=== Source text ===
· · · ·
Consumer pain looms with continued credit hikes
December 22, 2008 by LizaMathers
Filed under Debt, Featured, News
Millions of people are set for their biggest ever financial distresses in the new year as the squeeze on money markets hits households across the UK.
City analysts are warning that the last two weeks of November were the worst on record in the credit market as UK banks refused to lend each other money. Experts predict that this anxiety will be passed on to consumers during December in the form of steep rises in borrowing charges.
Shoppers will spend a record £12 billion on their credit cards this Christmas and Peter Hahn, a former managing director at Citigroup, said loans were likely to incur the higher charges as UK banks seek to protect profits.
“Banks will be more capital-conscious and very wary of risk,” he said. “If you are a borrower, you will pay higher rates.”
These fresh warnings were sparked by a $10 billion writedown at UBS, the Swiss investment bank, which most experts believed had already revealed the extent of its losses.
Problems in the square-mile will leave thousands of junior bankers with no bonus this Christmas. A number of banks are freezing recrutiment and culls of jobs related to the credit markets are expected at the worst-hit banks.
The recent financial uncertainties have also damaged Governments reputation for managing the economy. A poll for The Times today shows that confidence in the Labour’s economic competence has dropped by almost a third since September.
The Populus poll recorded a near 16-point drop, close to 35 per cent, in the number of people naming Labour as the best stewards of Britain’s economy in bad times as well as good. At the same time, the Tories’ rating on the economy has risen by nearly six points to 34 per cent.
· · · ·
=== Supplied material ===
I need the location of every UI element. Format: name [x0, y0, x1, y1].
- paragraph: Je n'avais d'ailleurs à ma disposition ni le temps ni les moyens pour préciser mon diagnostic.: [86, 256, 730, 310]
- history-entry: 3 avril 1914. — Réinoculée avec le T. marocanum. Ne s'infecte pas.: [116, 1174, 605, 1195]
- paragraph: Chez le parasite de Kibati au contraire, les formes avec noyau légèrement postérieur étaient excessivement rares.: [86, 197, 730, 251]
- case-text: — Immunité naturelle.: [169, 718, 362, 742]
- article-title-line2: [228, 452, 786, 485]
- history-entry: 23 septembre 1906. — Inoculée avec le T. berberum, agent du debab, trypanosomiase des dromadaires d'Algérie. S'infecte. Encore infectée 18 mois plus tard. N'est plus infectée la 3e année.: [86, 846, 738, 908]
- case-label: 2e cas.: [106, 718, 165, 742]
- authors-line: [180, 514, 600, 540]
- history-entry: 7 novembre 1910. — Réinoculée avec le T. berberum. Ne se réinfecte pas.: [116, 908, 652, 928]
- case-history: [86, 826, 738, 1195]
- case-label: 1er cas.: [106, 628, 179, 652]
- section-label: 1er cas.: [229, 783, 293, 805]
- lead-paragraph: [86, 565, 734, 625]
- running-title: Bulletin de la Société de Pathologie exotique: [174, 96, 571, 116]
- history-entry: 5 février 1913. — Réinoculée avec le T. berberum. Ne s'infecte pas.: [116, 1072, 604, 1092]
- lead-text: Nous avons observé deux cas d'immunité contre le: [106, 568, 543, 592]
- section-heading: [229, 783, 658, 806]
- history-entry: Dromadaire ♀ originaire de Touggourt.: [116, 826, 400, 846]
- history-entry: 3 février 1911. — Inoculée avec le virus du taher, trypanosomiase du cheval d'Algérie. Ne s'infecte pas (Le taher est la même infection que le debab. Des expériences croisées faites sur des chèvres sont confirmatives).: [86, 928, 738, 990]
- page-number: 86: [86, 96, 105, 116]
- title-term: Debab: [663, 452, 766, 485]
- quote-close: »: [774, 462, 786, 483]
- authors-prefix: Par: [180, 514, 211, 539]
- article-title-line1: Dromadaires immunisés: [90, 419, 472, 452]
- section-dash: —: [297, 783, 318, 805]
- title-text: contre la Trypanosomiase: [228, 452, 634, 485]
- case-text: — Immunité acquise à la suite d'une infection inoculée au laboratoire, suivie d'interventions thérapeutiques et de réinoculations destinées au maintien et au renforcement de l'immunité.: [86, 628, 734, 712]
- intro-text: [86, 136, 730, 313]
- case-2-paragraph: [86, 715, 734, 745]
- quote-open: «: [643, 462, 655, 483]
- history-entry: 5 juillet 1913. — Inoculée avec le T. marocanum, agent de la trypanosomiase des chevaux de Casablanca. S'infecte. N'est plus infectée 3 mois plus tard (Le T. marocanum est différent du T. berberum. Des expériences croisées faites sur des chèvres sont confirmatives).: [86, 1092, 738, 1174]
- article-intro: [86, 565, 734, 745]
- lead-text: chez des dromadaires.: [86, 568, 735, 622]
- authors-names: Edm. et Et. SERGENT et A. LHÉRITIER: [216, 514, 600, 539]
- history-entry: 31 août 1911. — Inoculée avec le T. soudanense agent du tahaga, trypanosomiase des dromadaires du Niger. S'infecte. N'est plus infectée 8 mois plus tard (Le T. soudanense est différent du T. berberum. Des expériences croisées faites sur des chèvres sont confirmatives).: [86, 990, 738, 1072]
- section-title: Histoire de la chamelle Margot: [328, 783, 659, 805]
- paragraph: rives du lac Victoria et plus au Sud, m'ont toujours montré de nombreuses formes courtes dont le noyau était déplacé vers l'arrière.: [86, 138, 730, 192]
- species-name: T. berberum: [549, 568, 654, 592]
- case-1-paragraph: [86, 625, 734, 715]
· · · ·
=== What you need to do ===
A) From the article on credit hikes, reproduce word for word the passage that begins at the words "Shoppers will spend" and stops after the words "to protect profits.".
B) According to the article on credit hikes, how much will shoppers spend on their credit cards this Christmas?
C) Using the article on credit hikes, explain why loans are likely to incur higher charges.

=== Answers to the exercises ===
A)
Shoppers will spend a record £12 billion on their credit cards this Christmas and Peter Hahn, a former managing director at Citigroup, said loans were likely to incur the higher charges as UK banks seek to protect profits.

B) A record £12 billion.

C) UK banks are seeking to protect their profits. Peter Hahn says banks will be more capital-conscious and very wary of risk, so borrowers will pay higher rates.